## [PROBLEM STATEMENT]
Write out, precisely and in full, each line of the material.

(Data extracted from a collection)
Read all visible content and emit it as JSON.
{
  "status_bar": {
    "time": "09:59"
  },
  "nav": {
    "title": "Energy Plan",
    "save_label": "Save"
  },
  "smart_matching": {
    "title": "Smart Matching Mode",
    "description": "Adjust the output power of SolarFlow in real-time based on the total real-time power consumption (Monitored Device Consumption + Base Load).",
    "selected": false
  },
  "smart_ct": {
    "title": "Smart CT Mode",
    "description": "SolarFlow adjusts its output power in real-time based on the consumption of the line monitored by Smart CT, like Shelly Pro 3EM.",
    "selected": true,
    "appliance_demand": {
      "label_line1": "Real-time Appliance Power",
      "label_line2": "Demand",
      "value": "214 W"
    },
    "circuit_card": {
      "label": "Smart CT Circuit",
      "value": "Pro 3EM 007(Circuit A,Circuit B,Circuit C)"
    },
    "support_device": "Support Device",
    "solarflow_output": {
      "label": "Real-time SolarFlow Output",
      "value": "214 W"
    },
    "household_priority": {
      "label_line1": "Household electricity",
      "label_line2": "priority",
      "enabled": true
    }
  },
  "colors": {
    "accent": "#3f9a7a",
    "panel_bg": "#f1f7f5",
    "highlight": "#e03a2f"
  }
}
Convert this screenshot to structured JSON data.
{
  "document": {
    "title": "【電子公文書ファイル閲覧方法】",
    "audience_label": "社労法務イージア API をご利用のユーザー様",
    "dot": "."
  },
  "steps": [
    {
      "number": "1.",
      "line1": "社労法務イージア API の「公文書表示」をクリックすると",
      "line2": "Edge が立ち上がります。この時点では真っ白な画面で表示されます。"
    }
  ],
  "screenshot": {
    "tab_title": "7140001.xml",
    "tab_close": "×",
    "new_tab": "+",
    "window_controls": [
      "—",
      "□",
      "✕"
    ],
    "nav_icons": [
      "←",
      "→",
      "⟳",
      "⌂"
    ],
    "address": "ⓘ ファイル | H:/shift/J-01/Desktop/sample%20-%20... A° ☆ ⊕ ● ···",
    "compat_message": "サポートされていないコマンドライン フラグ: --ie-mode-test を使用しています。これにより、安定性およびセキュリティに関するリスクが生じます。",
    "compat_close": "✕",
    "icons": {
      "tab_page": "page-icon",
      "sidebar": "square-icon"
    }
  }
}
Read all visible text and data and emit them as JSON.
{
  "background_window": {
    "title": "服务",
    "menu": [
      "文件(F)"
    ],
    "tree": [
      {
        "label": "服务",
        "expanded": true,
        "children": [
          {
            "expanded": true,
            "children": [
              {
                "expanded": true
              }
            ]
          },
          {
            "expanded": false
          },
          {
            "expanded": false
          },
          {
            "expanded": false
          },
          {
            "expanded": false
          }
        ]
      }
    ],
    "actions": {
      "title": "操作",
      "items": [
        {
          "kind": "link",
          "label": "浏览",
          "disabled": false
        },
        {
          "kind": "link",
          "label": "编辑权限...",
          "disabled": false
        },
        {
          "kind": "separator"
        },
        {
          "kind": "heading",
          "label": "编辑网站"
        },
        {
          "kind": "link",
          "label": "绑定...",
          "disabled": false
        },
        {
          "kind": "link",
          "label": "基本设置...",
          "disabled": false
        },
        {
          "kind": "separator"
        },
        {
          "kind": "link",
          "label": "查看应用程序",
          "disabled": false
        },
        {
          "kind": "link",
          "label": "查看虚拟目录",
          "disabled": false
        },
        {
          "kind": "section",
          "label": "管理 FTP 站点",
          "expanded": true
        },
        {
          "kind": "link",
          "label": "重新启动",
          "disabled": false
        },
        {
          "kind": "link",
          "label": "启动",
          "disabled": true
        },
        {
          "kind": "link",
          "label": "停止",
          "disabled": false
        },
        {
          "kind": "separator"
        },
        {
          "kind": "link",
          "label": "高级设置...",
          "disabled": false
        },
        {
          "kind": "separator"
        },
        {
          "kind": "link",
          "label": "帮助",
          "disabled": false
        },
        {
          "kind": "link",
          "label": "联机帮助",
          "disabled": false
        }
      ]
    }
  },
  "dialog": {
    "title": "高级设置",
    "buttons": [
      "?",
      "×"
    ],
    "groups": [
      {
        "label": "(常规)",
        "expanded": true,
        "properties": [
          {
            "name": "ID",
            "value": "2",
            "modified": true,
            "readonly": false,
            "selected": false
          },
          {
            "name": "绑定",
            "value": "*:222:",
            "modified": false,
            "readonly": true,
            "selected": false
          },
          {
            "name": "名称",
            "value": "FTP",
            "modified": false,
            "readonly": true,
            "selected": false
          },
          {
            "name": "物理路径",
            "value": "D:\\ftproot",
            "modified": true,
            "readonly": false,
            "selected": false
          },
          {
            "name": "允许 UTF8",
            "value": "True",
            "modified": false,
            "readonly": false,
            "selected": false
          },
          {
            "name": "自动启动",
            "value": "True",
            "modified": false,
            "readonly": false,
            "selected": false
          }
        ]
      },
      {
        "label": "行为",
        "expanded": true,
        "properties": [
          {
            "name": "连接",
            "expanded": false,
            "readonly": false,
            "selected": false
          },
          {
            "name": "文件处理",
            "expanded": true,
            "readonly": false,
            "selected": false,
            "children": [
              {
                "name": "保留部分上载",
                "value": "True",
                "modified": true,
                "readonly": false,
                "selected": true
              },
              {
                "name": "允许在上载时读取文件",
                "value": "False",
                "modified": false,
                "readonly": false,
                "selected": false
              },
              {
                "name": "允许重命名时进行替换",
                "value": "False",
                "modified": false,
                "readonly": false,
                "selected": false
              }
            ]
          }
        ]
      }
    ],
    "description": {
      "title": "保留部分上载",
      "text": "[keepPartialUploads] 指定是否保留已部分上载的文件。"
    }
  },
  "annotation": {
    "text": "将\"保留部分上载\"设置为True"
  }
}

## [FINISHED TASK]
Read all visible content and emit it as JSON.
{
  "status_bar": {
    "time": "09:59"
  },
  "nav": {
    "title": "Energy Plan",
    "save_label": "Save"
  },
  "smart_matching": {
    "title": "Smart Matching Mode",
    "description": "Adjust the output power of SolarFlow in real-time based on the total real-time power consumption (Monitored Device Consumption + Base Load).",
    "selected": false
  },
  "smart_ct": {
    "title": "Smart CT Mode",
    "description": "SolarFlow adjusts its output power in real-time based on the consumption of the line monitored by Smart CT, like Shelly Pro 3EM.",
    "selected": true,
    "appliance_demand": {
      "label_line1": "Real-time Appliance Power",
      "label_line2": "Demand",
      "value": "214 W"
    },
    "circuit_card": {
      "label": "Smart CT Circuit",
      "value": "Pro 3EM 007(Circuit A,Circuit B,Circuit C)"
    },
    "support_device": "Support Device",
    "solarflow_output": {
      "label": "Real-time SolarFlow Output",
      "value": "214 W"
    },
    "household_priority": {
      "label_line1": "Household electricity",
      "label_line2": "priority",
      "enabled": true
    }
  },
  "colors": {
    "accent": "#3f9a7a",
    "panel_bg": "#f1f7f5",
    "highlight": "#e03a2f"
  }
}
Convert this screenshot to structured JSON data.
{
  "document": {
    "title": "【電子公文書ファイル閲覧方法】",
    "audience_label": "社労法務イージア API をご利用のユーザー様",
    "dot": "."
  },
  "steps": [
    {
      "number": "1.",
      "line1": "社労法務イージア API の「公文書表示」をクリックすると",
      "line2": "Edge が立ち上がります。この時点では真っ白な画面で表示されます。"
    }
  ],
  "screenshot": {
    "tab_title": "7140001.xml",
    "tab_close": "×",
    "new_tab": "+",
    "window_controls": [
      "—",
      "□",
      "✕"
    ],
    "nav_icons": [
      "←",
      "→",
      "⟳",
      "⌂"
    ],
    "address": "ⓘ ファイル | H:/shift/J-01/Desktop/sample%20-%20... A° ☆ ⊕ ● ···",
    "compat_message": "サポートされていないコマンドライン フラグ: --ie-mode-test を使用しています。これにより、安定性およびセキュリティに関するリスクが生じます。",
    "compat_close": "✕",
    "icons": {
      "tab_page": "page-icon",
      "sidebar": "square-icon"
    }
  }
}
Read all visible text and data and emit them as JSON.
{
  "background_window": {
    "title": "服务",
    "menu": [
      "文件(F)"
    ],
    "tree": [
      {
        "label": "服务",
        "expanded": true,
        "children": [
          {
            "expanded": true,
            "children": [
              {
                "expanded": true
              }
            ]
          },
          {
            "expanded": false
          },
          {
            "expanded": false
          },
          {
            "expanded": false
          },
          {
            "expanded": false
          }
        ]
      }
    ],
    "actions": {
      "title": "操作",
      "items": [
        {
          "kind": "link",
          "label": "浏览",
          "disabled": false
        },
        {
          "kind": "link",
          "label": "编辑权限...",
          "disabled": false
        },
        {
          "kind": "separator"
        },
        {
          "kind": "heading",
          "label": "编辑网站"
        },
        {
          "kind": "link",
          "label": "绑定...",
          "disabled": false
        },
        {
          "kind": "link",
          "label": "基本设置...",
          "disabled": false
        },
        {
          "kind": "separator"
        },
        {
          "kind": "link",
          "label": "查看应用程序",
          "disabled": false
        },
        {
          "kind": "link",
          "label": "查看虚拟目录",
          "disabled": false
        },
        {
          "kind": "section",
          "label": "管理 FTP 站点",
          "expanded": true
        },
        {
          "kind": "link",
          "label": "重新启动",
          "disabled": false
        },
        {
          "kind": "link",
          "label": "启动",
          "disabled": true
        },
        {
          "kind": "link",
          "label": "停止",
          "disabled": false
        },
        {
          "kind": "separator"
        },
        {
          "kind": "link",
          "label": "高级设置...",
          "disabled": false
        },
        {
          "kind": "separator"
        },
        {
          "kind": "link",
          "label": "帮助",
          "disabled": false
        },
        {
          "kind": "link",
          "label": "联机帮助",
          "disabled": false
        }
      ]
    }
  },
  "dialog": {
    "title": "高级设置",
    "buttons": [
      "?",
      "×"
    ],
    "groups": [
      {
        "label": "(常规)",
        "expanded": true,
        "properties": [
          {
            "name": "ID",
            "value": "2",
            "modified": true,
            "readonly": false,
            "selected": false
          },
          {
            "name": "绑定",
            "value": "*:222:",
            "modified": false,
            "readonly": true,
            "selected": false
          },
          {
            "name": "名称",
            "value": "FTP",
            "modified": false,
            "readonly": true,
            "selected": false
          },
          {
            "name": "物理路径",
            "value": "D:\\ftproot",
            "modified": true,
            "readonly": false,
            "selected": false
          },
          {
            "name": "允许 UTF8",
            "value": "True",
            "modified": false,
            "readonly": false,
            "selected": false
          },
          {
            "name": "自动启动",
            "value": "True",
            "modified": false,
            "readonly": false,
            "selected": false
          }
        ]
      },
      {
        "label": "行为",
        "expanded": true,
        "properties": [
          {
            "name": "连接",
            "expanded": false,
            "readonly": false,
            "selected": false
          },
          {
            "name": "文件处理",
            "expanded": true,
            "readonly": false,
            "selected": false,
            "children": [
              {
                "name": "保留部分上载",
                "value": "True",
                "modified": true,
                "readonly": false,
                "selected": true
              },
              {
                "name": "允许在上载时读取文件",
                "value": "False",
                "modified": false,
                "readonly": false,
                "selected": false
              },
              {
                "name": "允许重命名时进行替换",
                "value": "False",
                "modified": false,
                "readonly": false,
                "selected": false
              }
            ]
          }
        ]
      }
    ],
    "description": {
      "title": "保留部分上载",
      "text": "[keepPartialUploads] 指定是否保留已部分上载的文件。"
    }
  },
  "annotation": {
    "text": "将\"保留部分上载\"设置为True"
  }
}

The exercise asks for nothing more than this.